• _Instructions to follow_
Count every line in the data below where "fronte" occurs, then state that number and nothing more.
******
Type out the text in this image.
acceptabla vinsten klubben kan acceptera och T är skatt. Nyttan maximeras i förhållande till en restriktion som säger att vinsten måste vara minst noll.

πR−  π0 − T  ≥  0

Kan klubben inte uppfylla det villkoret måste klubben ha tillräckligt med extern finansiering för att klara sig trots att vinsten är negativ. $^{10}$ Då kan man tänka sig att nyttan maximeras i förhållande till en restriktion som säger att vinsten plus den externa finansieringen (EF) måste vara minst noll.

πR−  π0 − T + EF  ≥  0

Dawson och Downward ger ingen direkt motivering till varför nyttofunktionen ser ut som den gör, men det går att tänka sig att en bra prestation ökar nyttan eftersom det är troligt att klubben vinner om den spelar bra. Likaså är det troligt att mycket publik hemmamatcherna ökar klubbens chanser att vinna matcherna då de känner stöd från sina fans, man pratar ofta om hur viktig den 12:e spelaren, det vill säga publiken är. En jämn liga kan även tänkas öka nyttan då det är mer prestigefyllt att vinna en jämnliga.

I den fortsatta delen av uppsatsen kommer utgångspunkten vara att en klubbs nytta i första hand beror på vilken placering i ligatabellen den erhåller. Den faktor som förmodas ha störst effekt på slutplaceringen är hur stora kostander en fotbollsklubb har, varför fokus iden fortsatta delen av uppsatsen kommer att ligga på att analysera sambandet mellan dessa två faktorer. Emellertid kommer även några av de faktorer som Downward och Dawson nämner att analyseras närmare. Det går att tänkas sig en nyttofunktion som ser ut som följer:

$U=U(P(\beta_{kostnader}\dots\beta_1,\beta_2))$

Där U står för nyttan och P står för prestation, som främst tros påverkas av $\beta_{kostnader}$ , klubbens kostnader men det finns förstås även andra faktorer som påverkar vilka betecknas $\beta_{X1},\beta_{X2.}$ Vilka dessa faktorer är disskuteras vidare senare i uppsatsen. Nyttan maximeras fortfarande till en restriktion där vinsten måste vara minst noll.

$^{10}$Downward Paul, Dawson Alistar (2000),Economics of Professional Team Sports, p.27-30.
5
******
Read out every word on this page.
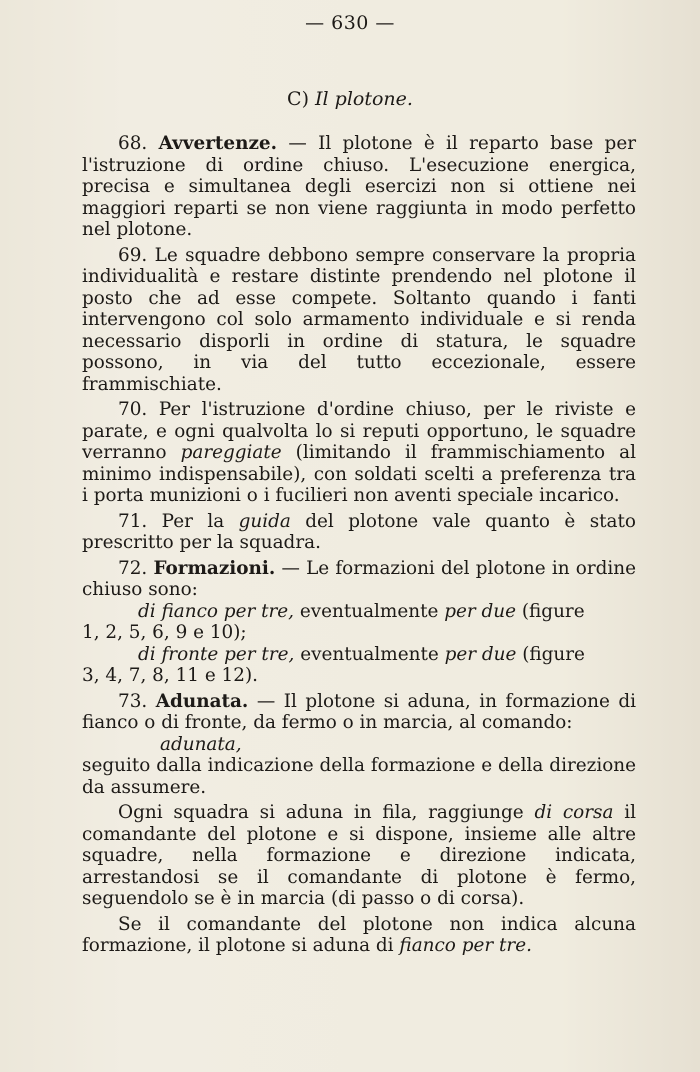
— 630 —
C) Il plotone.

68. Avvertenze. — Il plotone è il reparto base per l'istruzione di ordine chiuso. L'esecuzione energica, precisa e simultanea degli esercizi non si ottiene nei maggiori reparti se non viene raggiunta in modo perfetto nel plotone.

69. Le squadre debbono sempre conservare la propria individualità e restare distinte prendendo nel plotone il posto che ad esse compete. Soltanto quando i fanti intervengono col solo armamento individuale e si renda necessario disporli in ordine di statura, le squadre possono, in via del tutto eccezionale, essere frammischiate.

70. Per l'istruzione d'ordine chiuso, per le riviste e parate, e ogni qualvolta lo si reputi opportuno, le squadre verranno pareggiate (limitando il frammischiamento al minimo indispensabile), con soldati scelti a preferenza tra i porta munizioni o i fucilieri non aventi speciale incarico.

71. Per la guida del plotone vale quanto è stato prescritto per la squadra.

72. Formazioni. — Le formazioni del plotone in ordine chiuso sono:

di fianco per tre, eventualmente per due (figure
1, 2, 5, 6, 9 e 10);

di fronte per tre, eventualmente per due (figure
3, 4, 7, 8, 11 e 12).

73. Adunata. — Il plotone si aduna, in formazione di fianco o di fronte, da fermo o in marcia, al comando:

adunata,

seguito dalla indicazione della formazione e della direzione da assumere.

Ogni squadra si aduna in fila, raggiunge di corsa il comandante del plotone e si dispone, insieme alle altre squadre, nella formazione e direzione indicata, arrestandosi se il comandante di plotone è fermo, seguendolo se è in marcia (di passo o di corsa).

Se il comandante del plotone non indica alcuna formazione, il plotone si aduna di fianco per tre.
******
• _Answer_
2